Tugas
Tentukan apakah setiap pernyataan berikut sesuai dengan ulasan buku di bawah, lalu jawab ya atau tidak beserta kutipan persis dari ulasan tersebut yang menjadi penentunya. 1. Daus berkuliah di Utrecht dengan beasiswa. 2. Geri lahir di Den Haag. 3. Biaya kuliah Lintang di Leiden berasal dari uang tabungan yang diberikan ibunya.

Kutipan Pilihan
■ ■ ■ ■ ■

Masing-masing punya alasan kenapa sampai harus terdampar di Belanda. Daus, putra Betawi asli anak gang Sanip, melanjutkan studi S2 ke Belanda karena dibiayai Departemen Agama tempatnya bekerja sebagai PNS. Dia jebol mendapatkan beasiswa kuliah di Utrecht karena saat itu hanya dia yang tertarik mendaftar untuk mempelajari hukum hak asasi manusia internasional.
Wicak, anak Banten asli, seorang aktivis lingkungan hidup yang bekerja pada sebuah LSM. Terbongkarnya penyamaran Wicak sebagai mata-mata praktek illegal logging di Kalimantan, membuat dia dikejar-kejar untuk dibunuh. Demi keamanan, dia diungsikan sambil kuliah di Wageningen. Berbeda dengan Geri, anak pengusaha tajir, tampan, baik hati, disukai banyak perempuan tapi tidak tertarik pada perempuan. Lahir di Bandung dan sudah melanjutkan kuliah di Belanda, tepatnya di Den Haag, sejak lulus SMA. Kuliah S2 sebagai persiapan untuk menjaga pengusaha.
Banjar, anak Banjarmasin, pengusaha muda dan mapan, yang mendapat tantangan dari temannya untuk sekolah lagi dan hidup dengan biaya terbatas di negeri orang. Dia memilih sekolah di Rotterdam. Sedangkan Lintang, perempuan Padang, cantik, dan menjadi rebutan anak geng Aagaban. Lintang kecil yang tomboi, suka manjat pohon dan menganggap ulat adalah jenis makanan pokok sehingga selalu berusaha memakannya saat memanjat pohon. Di hari ulang tahunnya, sang ibu memberikan uang tabungan (asuransi) yang dulunya dipersiapkan sebagai biaya pernikahannya. Tapi, karena melihat sejarah percintaanya yang selalu kandas dengan cara yang aneh, akhirnya uang itu dipergunakan untuk biaya kuliah Lintang di Leiden.
Dan, berkumpullah mereka di Belanda meski berlainan kota.
Banyak hal yang mereka alami. Permasalahan kuliah, kantong yang semakin menipis sehingga harus mencari kerja sampingan, sampai getaran cinta antar sahabat. Getaran cinta segitiga sama-sama (bukan sama kaki apalagi sama sisi). Maksudnya, Wicak, Banjar, dan Daus sama-sama naksir Lintang, sementara Lintang naksir Geri. Lalu Geri naksir siapa? Wicak kah? Daus kah? Atau malah Banjar yang suka ngeri berhadapan dengan gay? Kuliah sih kuliah, tapi mereka juga tidak sekali-sekali melupakan waktu untuk pelesiran.
Berbicara tentang pelesiran, buku ini juga memberikan informasi tempat-tempat pelesiran di Belanda. Selain tentunya, sejumlah tips bagi orang-orang yang ingin bersekolah di Belanda.
Dari isi ceritanya sih, menurutku biasa saja. Yang menjadi tidak biasa adalah cara keempat penulisnya mengekspresikan kisah mereka melalui kalimat-kalimat yang kocak. Jadi, tidak heran kalau aku tiba-tiba bisa menahan tawa yang berujung menjadi bunyi dengusan saat membaca buku ini di Kopaja 20, jurusan Lebak Bulus – Senen.

■ ■ ■ ■ ■

Blok Data
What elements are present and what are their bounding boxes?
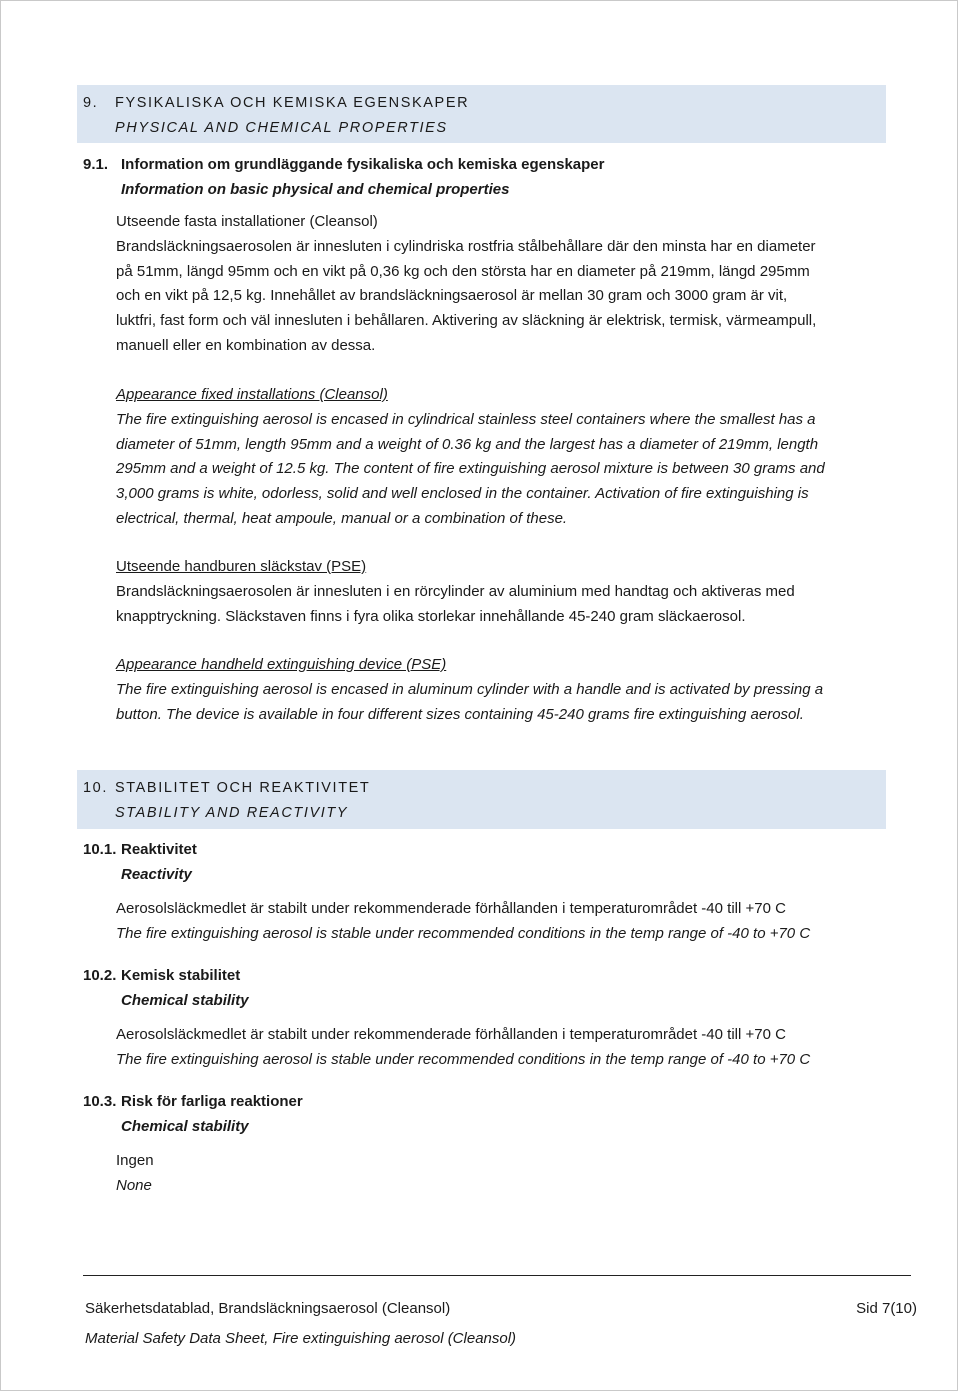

■ ■ ■ ■ ■

Hasil Latihan
1. Ya: "Dia jebol mendapatkan beasiswa kuliah di Utrecht"
2. Tidak: "Lahir di Bandung"
3. Ya: "sang ibu memberikan uang tabungan (asuransi) yang dulunya dipersiapkan sebagai biaya pernikahannya" dan "akhirnya uang itu dipergunakan untuk biaya kuliah Lintang di Leiden"